DIRECTIONS
Exclude the pictures and return every line exactly as written.

---------- GIVEN ENTRIES ----------

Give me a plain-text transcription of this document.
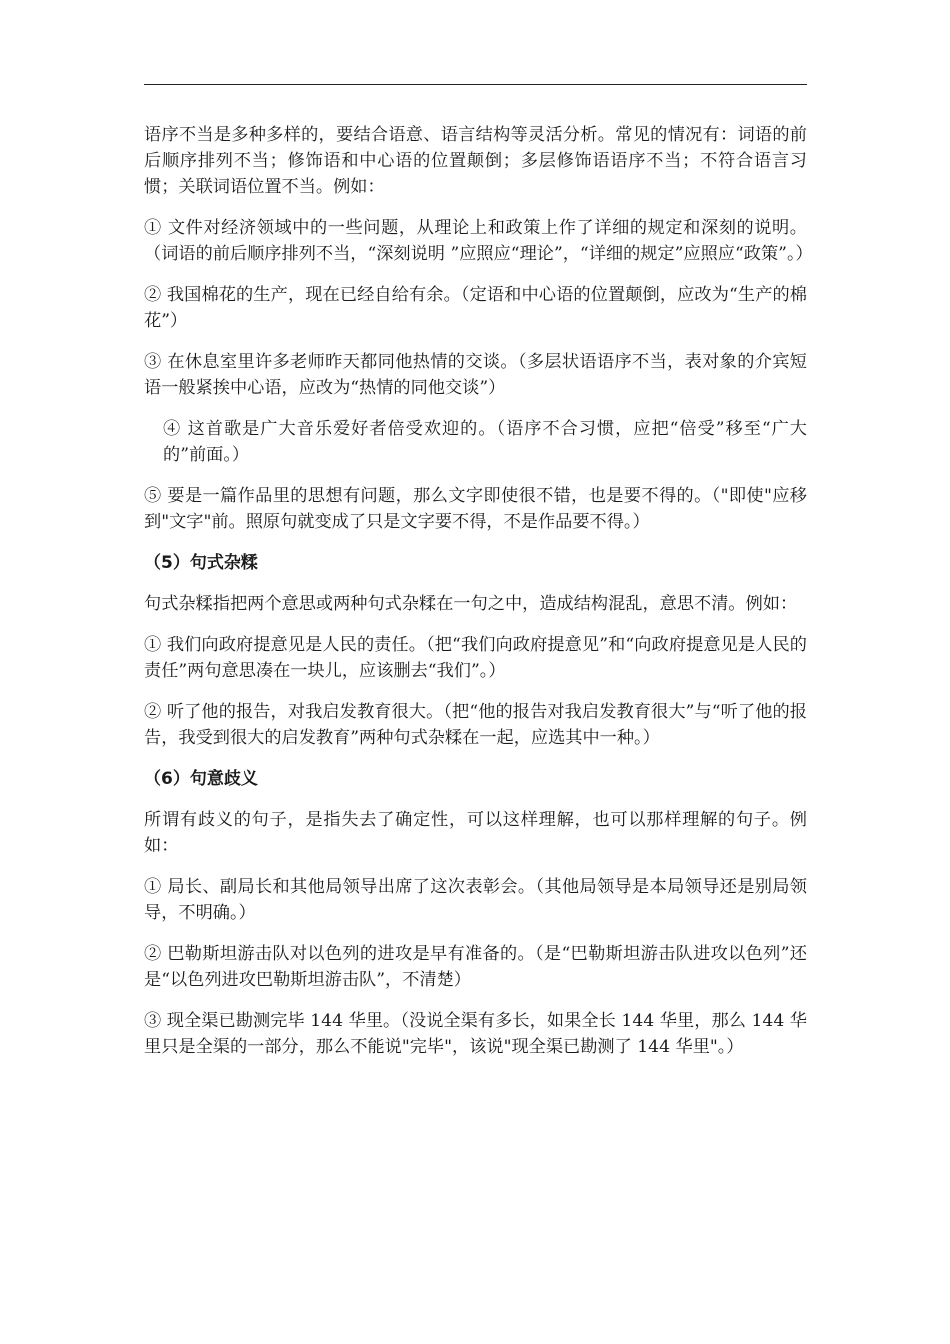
语序不当是多种多样的，要结合语意、语言结构等灵活分析。常见的情况有：词语的前后顺序排列不当；修饰语和中心语的位置颠倒；多层修饰语语序不当；不符合语言习惯；关联词语位置不当。例如：

① 文件对经济领域中的一些问题，从理论上和政策上作了详细的规定和深刻的说明。（词语的前后顺序排列不当，“深刻说明 ”应照应“理论”，“详细的规定”应照应“政策”。）

② 我国棉花的生产，现在已经自给有余。（定语和中心语的位置颠倒，应改为“生产的棉花”）

③ 在休息室里许多老师昨天都同他热情的交谈。（多层状语语序不当，表对象的介宾短语一般紧挨中心语，应改为“热情的同他交谈”）

④ 这首歌是广大音乐爱好者倍受欢迎的。（语序不合习惯，应把“倍受”移至“广大的”前面。）

⑤ 要是一篇作品里的思想有问题，那么文字即使很不错，也是要不得的。（"即使"应移到"文字"前。照原句就变成了只是文字要不得，不是作品要不得。）

（5）句式杂糅

句式杂糅指把两个意思或两种句式杂糅在一句之中，造成结构混乱，意思不清。例如：

① 我们向政府提意见是人民的责任。（把“我们向政府提意见”和“向政府提意见是人民的责任”两句意思凑在一块儿，应该删去“我们”。）

② 听了他的报告，对我启发教育很大。（把“他的报告对我启发教育很大”与“听了他的报告，我受到很大的启发教育”两种句式杂糅在一起，应选其中一种。）

（6）句意歧义

所谓有歧义的句子，是指失去了确定性，可以这样理解，也可以那样理解的句子。例如：

① 局长、副局长和其他局领导出席了这次表彰会。（其他局领导是本局领导还是别局领导，不明确。）

② 巴勒斯坦游击队对以色列的进攻是早有准备的。（是“巴勒斯坦游击队进攻以色列”还是“以色列进攻巴勒斯坦游击队”，不清楚）

③ 现全渠已勘测完毕 144 华里。（没说全渠有多长，如果全长 144 华里，那么 144 华里只是全渠的一部分，那么不能说"完毕"，该说"现全渠已勘测了 144 华里"。）
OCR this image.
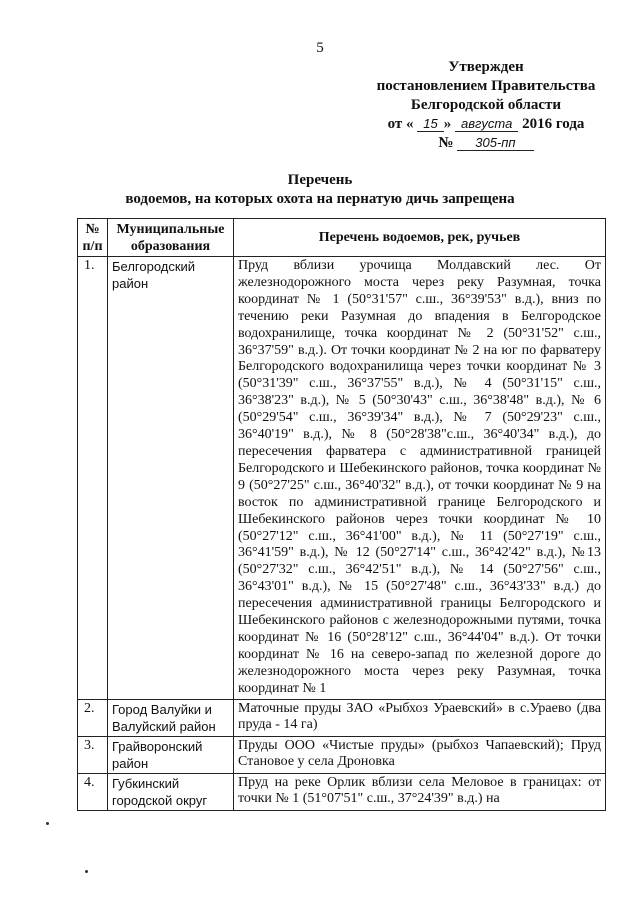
5
Утвержден
постановлением Правительства
Белгородской области
от « 15 » августа 2016 года
№ 305-пп
Перечень
водоемов, на которых охота на пернатую дичь запрещена
№ п/п	Муниципальные образования	Перечень водоемов, рек, ручьев
1.	Белгородский район	Пруд вблизи урочища Молдавский лес. От железнодорожного моста через реку Разумная, точка координат № 1 (50°31'57" с.ш., 36°39'53" в.д.), вниз по течению реки Разумная до впадения в Белгородское водохранилище, точка координат № 2 (50°31'52" с.ш., 36°37'59" в.д.). От точки координат № 2 на юг по фарватеру Белгородского водохранилища через точки координат № 3 (50°31'39" с.ш., 36°37'55" в.д.), № 4 (50°31'15" с.ш., 36°38'23" в.д.), № 5 (50°30'43" с.ш., 36°38'48" в.д.), № 6 (50°29'54" с.ш., 36°39'34" в.д.), № 7 (50°29'23" с.ш., 36°40'19" в.д.), № 8 (50°28'38"с.ш., 36°40'34" в.д.), до пересечения фарватера с административной границей Белгородского и Шебекинского районов, точка координат № 9 (50°27'25" с.ш., 36°40'32" в.д.), от точки координат № 9 на восток по административной границе Белгородского и Шебекинского районов через точки координат № 10 (50°27'12" с.ш., 36°41'00" в.д.), № 11 (50°27'19" с.ш., 36°41'59" в.д.), № 12 (50°27'14" с.ш., 36°42'42" в.д.), №13 (50°27'32" с.ш., 36°42'51" в.д.), № 14 (50°27'56" с.ш., 36°43'01" в.д.), № 15 (50°27'48" с.ш., 36°43'33" в.д.) до пересечения административной границы Белгородского и Шебекинского районов с железнодорожными путями, точка координат № 16 (50°28'12" с.ш., 36°44'04" в.д.). От точки координат № 16 на северо-запад по железной дороге до железнодорожного моста через реку Разумная, точка координат № 1
2.	Город Валуйки и Валуйский район	Маточные пруды ЗАО «Рыбхоз Ураевский» в с.Ураево (два пруда - 14 га)
3.	Грайворонский район	Пруды ООО «Чистые пруды» (рыбхоз Чапаевский); Пруд Становое у села Дроновка
4.	Губкинский городской округ	Пруд на реке Орлик вблизи села Меловое в границах: от точки № 1 (51°07'51" с.ш., 37°24'39" в.д.) на
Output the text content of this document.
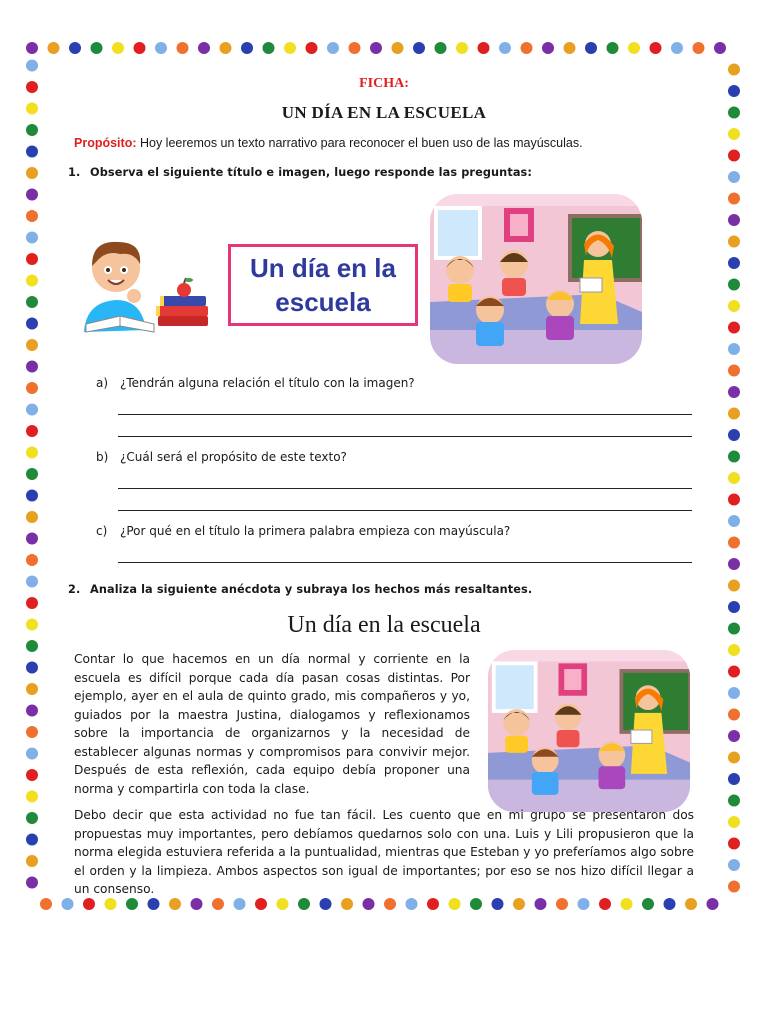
FICHA:
UN DÍA EN LA ESCUELA
Propósito: Hoy leeremos un texto narrativo para reconocer el buen uso de las mayúsculas.
1. Observa el siguiente título e imagen, luego responde las preguntas:
Un día en la escuela
a) ¿Tendrán alguna relación el título con la imagen?
b) ¿Cuál será el propósito de este texto?
c) ¿Por qué en el título la primera palabra empieza con mayúscula?
2. Analiza la siguiente anécdota y subraya los hechos más resaltantes.
Un día en la escuela
Contar lo que hacemos en un día normal y corriente en la escuela es difícil porque cada día pasan cosas distintas. Por ejemplo, ayer en el aula de quinto grado, mis compañeros y yo, guiados por la maestra Justina, dialogamos y reflexionamos sobre la importancia de organizarnos y la necesidad de establecer algunas normas y compromisos para convivir mejor. Después de esta reflexión, cada equipo debía proponer una norma y compartirla con toda la clase.
Debo decir que esta actividad no fue tan fácil. Les cuento que en mi grupo se presentaron dos propuestas muy importantes, pero debíamos quedarnos solo con una. Luis y Lili propusieron que la norma elegida estuviera referida a la puntualidad, mientras que Esteban y yo preferíamos algo sobre el orden y la limpieza. Ambos aspectos son igual de importantes; por eso se nos hizo difícil llegar a un consenso.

----------

RESULT
Give me a plain-text transcription of this document.
语序不当是多种多样的，要结合语意、语言结构等灵活分析。常见的情况有：词语的前后顺序排列不当；修饰语和中心语的位置颠倒；多层修饰语语序不当；不符合语言习惯；关联词语位置不当。例如：

① 文件对经济领域中的一些问题，从理论上和政策上作了详细的规定和深刻的说明。（词语的前后顺序排列不当，“深刻说明 ”应照应“理论”，“详细的规定”应照应“政策”。）

② 我国棉花的生产，现在已经自给有余。（定语和中心语的位置颠倒，应改为“生产的棉花”）

③ 在休息室里许多老师昨天都同他热情的交谈。（多层状语语序不当，表对象的介宾短语一般紧挨中心语，应改为“热情的同他交谈”）

④ 这首歌是广大音乐爱好者倍受欢迎的。（语序不合习惯，应把“倍受”移至“广大的”前面。）

⑤ 要是一篇作品里的思想有问题，那么文字即使很不错，也是要不得的。（"即使"应移到"文字"前。照原句就变成了只是文字要不得，不是作品要不得。）

（5）句式杂糅

句式杂糅指把两个意思或两种句式杂糅在一句之中，造成结构混乱，意思不清。例如：

① 我们向政府提意见是人民的责任。（把“我们向政府提意见”和“向政府提意见是人民的责任”两句意思凑在一块儿，应该删去“我们”。）

② 听了他的报告，对我启发教育很大。（把“他的报告对我启发教育很大”与“听了他的报告，我受到很大的启发教育”两种句式杂糅在一起，应选其中一种。）

（6）句意歧义

所谓有歧义的句子，是指失去了确定性，可以这样理解，也可以那样理解的句子。例如：

① 局长、副局长和其他局领导出席了这次表彰会。（其他局领导是本局领导还是别局领导，不明确。）

② 巴勒斯坦游击队对以色列的进攻是早有准备的。（是“巴勒斯坦游击队进攻以色列”还是“以色列进攻巴勒斯坦游击队”，不清楚）

③ 现全渠已勘测完毕 144 华里。（没说全渠有多长，如果全长 144 华里，那么 144 华里只是全渠的一部分，那么不能说"完毕"，该说"现全渠已勘测了 144 华里"。）
OCR this image.
5
Утвержден
постановлением Правительства
Белгородской области
от « 15 » августа 2016 года
№ 305-пп
Перечень
водоемов, на которых охота на пернатую дичь запрещена
№ п/п	Муниципальные образования	Перечень водоемов, рек, ручьев
1.	Белгородский район	Пруд вблизи урочища Молдавский лес. От железнодорожного моста через реку Разумная, точка координат № 1 (50°31'57" с.ш., 36°39'53" в.д.), вниз по течению реки Разумная до впадения в Белгородское водохранилище, точка координат № 2 (50°31'52" с.ш., 36°37'59" в.д.). От точки координат № 2 на юг по фарватеру Белгородского водохранилища через точки координат № 3 (50°31'39" с.ш., 36°37'55" в.д.), № 4 (50°31'15" с.ш., 36°38'23" в.д.), № 5 (50°30'43" с.ш., 36°38'48" в.д.), № 6 (50°29'54" с.ш., 36°39'34" в.д.), № 7 (50°29'23" с.ш., 36°40'19" в.д.), № 8 (50°28'38"с.ш., 36°40'34" в.д.), до пересечения фарватера с административной границей Белгородского и Шебекинского районов, точка координат № 9 (50°27'25" с.ш., 36°40'32" в.д.), от точки координат № 9 на восток по административной границе Белгородского и Шебекинского районов через точки координат № 10 (50°27'12" с.ш., 36°41'00" в.д.), № 11 (50°27'19" с.ш., 36°41'59" в.д.), № 12 (50°27'14" с.ш., 36°42'42" в.д.), №13 (50°27'32" с.ш., 36°42'51" в.д.), № 14 (50°27'56" с.ш., 36°43'01" в.д.), № 15 (50°27'48" с.ш., 36°43'33" в.д.) до пересечения административной границы Белгородского и Шебекинского районов с железнодорожными путями, точка координат № 16 (50°28'12" с.ш., 36°44'04" в.д.). От точки координат № 16 на северо-запад по железной дороге до железнодорожного моста через реку Разумная, точка координат № 1
2.	Город Валуйки и Валуйский район	Маточные пруды ЗАО «Рыбхоз Ураевский» в с.Ураево (два пруда - 14 га)
3.	Грайворонский район	Пруды ООО «Чистые пруды» (рыбхоз Чапаевский); Пруд Становое у села Дроновка
4.	Губкинский городской округ	Пруд на реке Орлик вблизи села Меловое в границах: от точки № 1 (51°07'51" с.ш., 37°24'39" в.д.) на
Output the text content of this document.
FICHA:
UN DÍA EN LA ESCUELA
Propósito: Hoy leeremos un texto narrativo para reconocer el buen uso de las mayúsculas.
1. Observa el siguiente título e imagen, luego responde las preguntas:
Un día en la escuela
a) ¿Tendrán alguna relación el título con la imagen?
b) ¿Cuál será el propósito de este texto?
c) ¿Por qué en el título la primera palabra empieza con mayúscula?
2. Analiza la siguiente anécdota y subraya los hechos más resaltantes.
Un día en la escuela
Contar lo que hacemos en un día normal y corriente en la escuela es difícil porque cada día pasan cosas distintas. Por ejemplo, ayer en el aula de quinto grado, mis compañeros y yo, guiados por la maestra Justina, dialogamos y reflexionamos sobre la importancia de organizarnos y la necesidad de establecer algunas normas y compromisos para convivir mejor. Después de esta reflexión, cada equipo debía proponer una norma y compartirla con toda la clase.
Debo decir que esta actividad no fue tan fácil. Les cuento que en mi grupo se presentaron dos propuestas muy importantes, pero debíamos quedarnos solo con una. Luis y Lili propusieron que la norma elegida estuviera referida a la puntualidad, mientras que Esteban y yo preferíamos algo sobre el orden y la limpieza. Ambos aspectos son igual de importantes; por eso se nos hizo difícil llegar a un consenso.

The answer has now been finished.